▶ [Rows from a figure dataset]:

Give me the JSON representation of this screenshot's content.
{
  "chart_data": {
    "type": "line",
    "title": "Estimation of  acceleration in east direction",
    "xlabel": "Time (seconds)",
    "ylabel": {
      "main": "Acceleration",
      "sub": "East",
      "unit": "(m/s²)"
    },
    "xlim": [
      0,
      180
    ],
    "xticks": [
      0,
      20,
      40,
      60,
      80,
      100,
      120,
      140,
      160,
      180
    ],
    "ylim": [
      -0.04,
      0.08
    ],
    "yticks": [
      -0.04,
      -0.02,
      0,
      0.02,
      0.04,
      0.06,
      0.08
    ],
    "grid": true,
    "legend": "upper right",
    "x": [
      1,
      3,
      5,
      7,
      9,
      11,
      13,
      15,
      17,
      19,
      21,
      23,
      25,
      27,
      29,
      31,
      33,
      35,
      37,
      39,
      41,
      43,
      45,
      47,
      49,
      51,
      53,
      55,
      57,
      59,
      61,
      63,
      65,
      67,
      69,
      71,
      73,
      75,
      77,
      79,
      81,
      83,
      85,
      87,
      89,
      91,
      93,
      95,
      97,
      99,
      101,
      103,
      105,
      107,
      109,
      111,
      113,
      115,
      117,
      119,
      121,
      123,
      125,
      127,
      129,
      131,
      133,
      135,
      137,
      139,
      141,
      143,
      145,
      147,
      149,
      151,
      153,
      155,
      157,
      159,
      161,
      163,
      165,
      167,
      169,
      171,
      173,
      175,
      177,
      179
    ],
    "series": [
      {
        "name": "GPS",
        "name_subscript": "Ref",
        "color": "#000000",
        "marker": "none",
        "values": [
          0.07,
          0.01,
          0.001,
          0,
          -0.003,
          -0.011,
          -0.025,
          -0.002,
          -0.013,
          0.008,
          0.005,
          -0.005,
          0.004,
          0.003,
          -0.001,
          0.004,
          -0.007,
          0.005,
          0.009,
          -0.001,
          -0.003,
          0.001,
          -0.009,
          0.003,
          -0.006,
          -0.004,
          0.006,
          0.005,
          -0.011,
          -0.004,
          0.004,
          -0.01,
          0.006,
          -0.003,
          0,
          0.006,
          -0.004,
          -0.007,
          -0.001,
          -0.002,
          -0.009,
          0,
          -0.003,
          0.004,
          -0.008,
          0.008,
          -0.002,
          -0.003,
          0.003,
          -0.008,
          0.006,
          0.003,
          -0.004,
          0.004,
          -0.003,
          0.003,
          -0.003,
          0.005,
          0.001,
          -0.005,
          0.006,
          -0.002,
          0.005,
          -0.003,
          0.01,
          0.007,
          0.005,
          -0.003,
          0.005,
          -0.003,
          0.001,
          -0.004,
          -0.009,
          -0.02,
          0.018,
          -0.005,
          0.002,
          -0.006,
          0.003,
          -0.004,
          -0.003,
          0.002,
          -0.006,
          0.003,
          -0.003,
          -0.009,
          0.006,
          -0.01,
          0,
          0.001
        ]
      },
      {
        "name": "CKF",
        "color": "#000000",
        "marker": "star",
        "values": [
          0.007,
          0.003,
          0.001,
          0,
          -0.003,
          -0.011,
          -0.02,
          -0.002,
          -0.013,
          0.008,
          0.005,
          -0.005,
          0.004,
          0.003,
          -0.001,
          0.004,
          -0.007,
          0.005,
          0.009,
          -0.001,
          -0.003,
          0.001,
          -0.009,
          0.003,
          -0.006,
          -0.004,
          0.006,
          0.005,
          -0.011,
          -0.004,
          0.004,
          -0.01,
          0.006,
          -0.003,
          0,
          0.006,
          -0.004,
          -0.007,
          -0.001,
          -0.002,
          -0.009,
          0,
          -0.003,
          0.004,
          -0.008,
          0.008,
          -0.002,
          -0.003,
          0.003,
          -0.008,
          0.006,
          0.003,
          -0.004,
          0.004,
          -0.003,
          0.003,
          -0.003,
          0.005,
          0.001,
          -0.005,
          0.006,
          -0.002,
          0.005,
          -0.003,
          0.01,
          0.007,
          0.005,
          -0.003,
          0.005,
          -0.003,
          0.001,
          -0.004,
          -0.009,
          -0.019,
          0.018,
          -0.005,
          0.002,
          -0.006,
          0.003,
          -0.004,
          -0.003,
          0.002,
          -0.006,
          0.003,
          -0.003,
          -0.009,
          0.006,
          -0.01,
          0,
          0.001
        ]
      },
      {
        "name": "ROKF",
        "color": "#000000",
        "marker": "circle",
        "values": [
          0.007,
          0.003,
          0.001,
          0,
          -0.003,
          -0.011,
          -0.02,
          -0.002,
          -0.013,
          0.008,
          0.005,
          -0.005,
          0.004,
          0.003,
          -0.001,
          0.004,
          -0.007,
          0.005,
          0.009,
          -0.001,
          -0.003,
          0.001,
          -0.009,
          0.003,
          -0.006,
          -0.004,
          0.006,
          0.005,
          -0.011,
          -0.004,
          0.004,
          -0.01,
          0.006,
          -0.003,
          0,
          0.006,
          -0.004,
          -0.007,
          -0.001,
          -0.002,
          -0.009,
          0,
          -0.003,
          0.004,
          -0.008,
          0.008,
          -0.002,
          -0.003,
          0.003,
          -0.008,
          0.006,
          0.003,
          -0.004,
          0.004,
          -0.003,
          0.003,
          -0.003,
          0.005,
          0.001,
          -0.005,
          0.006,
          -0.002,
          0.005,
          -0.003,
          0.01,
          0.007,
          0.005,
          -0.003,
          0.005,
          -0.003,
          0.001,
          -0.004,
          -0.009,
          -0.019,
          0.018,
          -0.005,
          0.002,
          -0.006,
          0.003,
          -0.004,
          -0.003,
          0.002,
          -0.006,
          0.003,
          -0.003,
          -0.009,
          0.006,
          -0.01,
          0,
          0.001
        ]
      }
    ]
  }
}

▶ [WHAT THE EXERCISE ASKS]: Select every line in the material above where the string "marker" occurs, and copy it.

▶ [OUTPUT FOR THIS TASK]:
        "marker": "none",
        "marker": "star",
        "marker": "circle",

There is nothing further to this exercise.